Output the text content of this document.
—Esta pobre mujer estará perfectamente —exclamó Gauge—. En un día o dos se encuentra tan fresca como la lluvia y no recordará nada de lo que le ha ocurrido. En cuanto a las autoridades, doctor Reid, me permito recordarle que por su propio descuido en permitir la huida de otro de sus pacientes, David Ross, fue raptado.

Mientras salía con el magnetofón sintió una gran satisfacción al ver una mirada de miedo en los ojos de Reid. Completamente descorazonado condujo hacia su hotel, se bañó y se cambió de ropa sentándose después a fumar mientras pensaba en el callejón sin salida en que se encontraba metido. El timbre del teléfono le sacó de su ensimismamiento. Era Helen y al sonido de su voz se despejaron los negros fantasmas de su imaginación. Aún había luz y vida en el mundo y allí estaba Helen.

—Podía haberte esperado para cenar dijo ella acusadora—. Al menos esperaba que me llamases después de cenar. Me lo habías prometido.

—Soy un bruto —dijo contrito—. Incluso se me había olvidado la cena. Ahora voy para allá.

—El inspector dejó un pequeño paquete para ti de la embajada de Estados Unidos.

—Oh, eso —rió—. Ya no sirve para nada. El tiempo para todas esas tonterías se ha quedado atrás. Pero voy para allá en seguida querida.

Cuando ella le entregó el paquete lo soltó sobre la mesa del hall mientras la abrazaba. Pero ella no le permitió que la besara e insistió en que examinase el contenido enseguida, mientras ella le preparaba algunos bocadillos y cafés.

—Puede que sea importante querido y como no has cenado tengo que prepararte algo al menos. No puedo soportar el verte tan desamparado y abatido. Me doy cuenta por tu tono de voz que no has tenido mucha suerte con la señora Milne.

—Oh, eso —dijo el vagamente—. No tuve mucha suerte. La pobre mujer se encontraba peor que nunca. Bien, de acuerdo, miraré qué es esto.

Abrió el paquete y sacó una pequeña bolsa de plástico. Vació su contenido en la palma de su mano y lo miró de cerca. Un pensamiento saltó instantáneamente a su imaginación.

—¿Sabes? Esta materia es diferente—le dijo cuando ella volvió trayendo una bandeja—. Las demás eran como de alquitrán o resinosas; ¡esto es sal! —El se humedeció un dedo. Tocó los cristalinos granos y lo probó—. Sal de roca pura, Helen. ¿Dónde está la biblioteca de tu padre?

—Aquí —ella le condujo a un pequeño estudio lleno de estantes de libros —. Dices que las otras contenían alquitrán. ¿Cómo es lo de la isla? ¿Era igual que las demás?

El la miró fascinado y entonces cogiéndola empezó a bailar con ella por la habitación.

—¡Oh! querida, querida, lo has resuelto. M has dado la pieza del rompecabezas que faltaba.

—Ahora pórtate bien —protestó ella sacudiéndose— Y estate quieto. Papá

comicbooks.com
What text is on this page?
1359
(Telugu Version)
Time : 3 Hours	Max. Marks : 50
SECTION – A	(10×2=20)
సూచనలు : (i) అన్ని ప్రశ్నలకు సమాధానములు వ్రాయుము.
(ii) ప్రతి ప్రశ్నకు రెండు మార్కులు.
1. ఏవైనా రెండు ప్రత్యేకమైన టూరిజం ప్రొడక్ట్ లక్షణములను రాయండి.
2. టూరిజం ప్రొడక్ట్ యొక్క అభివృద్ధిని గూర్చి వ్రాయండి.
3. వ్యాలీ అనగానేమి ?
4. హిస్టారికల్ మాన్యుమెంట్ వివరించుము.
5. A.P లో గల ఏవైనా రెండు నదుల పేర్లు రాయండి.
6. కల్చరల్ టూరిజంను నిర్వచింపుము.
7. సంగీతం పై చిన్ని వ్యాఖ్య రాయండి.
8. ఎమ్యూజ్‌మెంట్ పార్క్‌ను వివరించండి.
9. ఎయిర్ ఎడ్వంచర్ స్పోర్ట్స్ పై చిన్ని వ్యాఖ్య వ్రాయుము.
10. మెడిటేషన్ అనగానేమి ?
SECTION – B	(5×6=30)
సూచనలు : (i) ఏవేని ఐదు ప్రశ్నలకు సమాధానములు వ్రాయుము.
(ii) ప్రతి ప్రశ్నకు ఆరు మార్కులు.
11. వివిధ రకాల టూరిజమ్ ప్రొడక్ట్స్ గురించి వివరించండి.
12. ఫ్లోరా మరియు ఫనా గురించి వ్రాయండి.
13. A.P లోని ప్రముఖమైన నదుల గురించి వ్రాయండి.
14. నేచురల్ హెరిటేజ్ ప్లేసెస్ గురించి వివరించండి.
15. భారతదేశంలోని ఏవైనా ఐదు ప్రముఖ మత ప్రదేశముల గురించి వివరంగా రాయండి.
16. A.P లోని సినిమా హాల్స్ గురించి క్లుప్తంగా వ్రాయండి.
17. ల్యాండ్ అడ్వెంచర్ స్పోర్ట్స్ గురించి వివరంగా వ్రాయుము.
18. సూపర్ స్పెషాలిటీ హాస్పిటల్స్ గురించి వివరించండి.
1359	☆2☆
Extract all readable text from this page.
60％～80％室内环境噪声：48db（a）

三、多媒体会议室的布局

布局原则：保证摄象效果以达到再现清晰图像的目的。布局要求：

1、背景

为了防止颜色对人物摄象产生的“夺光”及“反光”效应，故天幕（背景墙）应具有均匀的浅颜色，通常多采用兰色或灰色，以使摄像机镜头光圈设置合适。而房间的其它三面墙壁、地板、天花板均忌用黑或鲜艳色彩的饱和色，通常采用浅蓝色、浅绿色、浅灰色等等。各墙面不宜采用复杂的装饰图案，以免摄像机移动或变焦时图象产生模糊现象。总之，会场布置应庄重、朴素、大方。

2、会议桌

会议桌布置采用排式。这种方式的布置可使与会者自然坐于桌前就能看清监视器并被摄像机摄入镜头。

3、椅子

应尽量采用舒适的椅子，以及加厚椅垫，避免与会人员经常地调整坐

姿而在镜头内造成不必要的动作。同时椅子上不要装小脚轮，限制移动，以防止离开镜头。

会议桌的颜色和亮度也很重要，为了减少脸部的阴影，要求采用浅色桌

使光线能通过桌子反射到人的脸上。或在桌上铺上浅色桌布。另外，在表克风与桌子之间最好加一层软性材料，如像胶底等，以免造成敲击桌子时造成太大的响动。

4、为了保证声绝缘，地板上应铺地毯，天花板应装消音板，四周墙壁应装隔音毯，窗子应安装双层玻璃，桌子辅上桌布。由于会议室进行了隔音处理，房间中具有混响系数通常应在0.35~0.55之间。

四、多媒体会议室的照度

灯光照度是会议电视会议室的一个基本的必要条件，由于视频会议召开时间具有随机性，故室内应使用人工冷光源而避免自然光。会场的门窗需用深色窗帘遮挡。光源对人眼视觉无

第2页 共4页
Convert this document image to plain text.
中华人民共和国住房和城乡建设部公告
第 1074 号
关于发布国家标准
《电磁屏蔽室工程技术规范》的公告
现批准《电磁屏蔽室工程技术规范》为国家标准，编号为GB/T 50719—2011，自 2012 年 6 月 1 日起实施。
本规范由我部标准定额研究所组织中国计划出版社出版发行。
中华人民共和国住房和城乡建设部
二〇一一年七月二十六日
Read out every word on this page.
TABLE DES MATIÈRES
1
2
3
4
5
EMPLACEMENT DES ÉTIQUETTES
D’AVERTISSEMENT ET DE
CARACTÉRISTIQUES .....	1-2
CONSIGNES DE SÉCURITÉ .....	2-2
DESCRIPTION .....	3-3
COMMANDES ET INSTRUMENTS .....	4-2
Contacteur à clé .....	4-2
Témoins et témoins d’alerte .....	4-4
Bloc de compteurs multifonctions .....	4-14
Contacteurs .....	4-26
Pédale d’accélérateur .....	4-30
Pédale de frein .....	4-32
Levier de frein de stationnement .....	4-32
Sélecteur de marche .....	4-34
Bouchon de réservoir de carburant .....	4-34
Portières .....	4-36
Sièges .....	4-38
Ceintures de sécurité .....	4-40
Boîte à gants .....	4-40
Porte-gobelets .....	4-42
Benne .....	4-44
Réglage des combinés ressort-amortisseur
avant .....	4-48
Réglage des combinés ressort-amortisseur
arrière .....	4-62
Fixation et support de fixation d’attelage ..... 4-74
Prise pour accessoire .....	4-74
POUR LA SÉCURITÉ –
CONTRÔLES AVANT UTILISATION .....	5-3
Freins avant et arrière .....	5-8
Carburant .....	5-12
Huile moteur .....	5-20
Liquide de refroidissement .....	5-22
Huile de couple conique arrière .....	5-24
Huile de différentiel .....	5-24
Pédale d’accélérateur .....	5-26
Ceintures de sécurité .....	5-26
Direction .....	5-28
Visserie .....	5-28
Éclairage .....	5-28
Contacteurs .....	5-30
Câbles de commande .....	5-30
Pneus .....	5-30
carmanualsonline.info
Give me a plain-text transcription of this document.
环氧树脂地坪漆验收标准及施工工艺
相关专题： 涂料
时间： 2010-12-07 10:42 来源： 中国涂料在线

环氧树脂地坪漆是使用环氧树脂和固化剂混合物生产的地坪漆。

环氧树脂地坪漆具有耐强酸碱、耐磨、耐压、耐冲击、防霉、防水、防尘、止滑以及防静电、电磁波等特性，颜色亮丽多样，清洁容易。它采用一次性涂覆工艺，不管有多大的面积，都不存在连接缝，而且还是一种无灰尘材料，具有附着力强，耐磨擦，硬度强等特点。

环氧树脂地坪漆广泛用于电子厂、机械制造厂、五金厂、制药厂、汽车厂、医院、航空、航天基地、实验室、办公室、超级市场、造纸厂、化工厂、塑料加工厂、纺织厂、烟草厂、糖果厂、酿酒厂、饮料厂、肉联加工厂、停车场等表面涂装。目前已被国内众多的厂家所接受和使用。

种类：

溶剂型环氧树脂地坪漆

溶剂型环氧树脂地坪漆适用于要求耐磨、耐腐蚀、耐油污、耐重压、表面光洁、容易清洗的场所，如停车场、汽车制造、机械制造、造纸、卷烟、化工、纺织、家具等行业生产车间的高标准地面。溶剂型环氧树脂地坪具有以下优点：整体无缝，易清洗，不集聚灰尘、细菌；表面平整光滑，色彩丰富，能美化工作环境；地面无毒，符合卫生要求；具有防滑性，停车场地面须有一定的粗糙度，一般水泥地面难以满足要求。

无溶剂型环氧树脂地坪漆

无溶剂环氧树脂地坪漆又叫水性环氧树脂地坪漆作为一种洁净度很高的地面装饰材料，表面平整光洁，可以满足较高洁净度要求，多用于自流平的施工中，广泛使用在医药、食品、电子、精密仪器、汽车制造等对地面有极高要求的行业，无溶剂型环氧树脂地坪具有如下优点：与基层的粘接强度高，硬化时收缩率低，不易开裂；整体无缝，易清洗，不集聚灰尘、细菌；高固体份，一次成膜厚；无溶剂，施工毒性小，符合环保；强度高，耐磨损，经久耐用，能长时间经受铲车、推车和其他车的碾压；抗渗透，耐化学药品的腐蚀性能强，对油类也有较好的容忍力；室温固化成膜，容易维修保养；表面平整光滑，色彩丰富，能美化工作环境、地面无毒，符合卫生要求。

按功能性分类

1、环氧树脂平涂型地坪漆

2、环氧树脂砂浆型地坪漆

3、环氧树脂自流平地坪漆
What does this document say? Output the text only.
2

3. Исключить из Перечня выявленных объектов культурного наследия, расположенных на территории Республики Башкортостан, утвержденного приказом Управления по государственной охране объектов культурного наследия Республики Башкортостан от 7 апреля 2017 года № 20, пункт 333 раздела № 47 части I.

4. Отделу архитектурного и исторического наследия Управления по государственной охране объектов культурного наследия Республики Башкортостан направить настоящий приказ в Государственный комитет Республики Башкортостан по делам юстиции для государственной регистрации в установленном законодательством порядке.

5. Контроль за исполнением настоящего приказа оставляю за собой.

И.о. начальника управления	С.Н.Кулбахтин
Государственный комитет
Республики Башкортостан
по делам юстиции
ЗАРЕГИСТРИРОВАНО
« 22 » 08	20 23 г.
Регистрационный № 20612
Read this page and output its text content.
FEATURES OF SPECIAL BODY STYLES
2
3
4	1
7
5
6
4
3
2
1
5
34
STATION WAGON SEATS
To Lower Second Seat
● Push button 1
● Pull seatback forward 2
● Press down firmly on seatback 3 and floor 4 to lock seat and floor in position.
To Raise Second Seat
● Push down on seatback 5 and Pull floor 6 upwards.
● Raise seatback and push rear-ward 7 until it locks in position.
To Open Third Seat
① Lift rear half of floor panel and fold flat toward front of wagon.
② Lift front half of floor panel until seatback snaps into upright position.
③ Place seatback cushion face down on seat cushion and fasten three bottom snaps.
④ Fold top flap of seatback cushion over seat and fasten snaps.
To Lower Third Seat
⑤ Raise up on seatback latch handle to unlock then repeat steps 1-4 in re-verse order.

◆ ◆ ◆

- **STATED PROBLEM**
Extract every line from the records above that contains the word "Raise".

- **EXERCISE ANSWER**
To Raise Second Seat
● Raise seatback and push rear-ward 7 until it locks in position.
⑤ Raise up on seatback latch handle to unlock then repeat steps 1-4 in re-verse order.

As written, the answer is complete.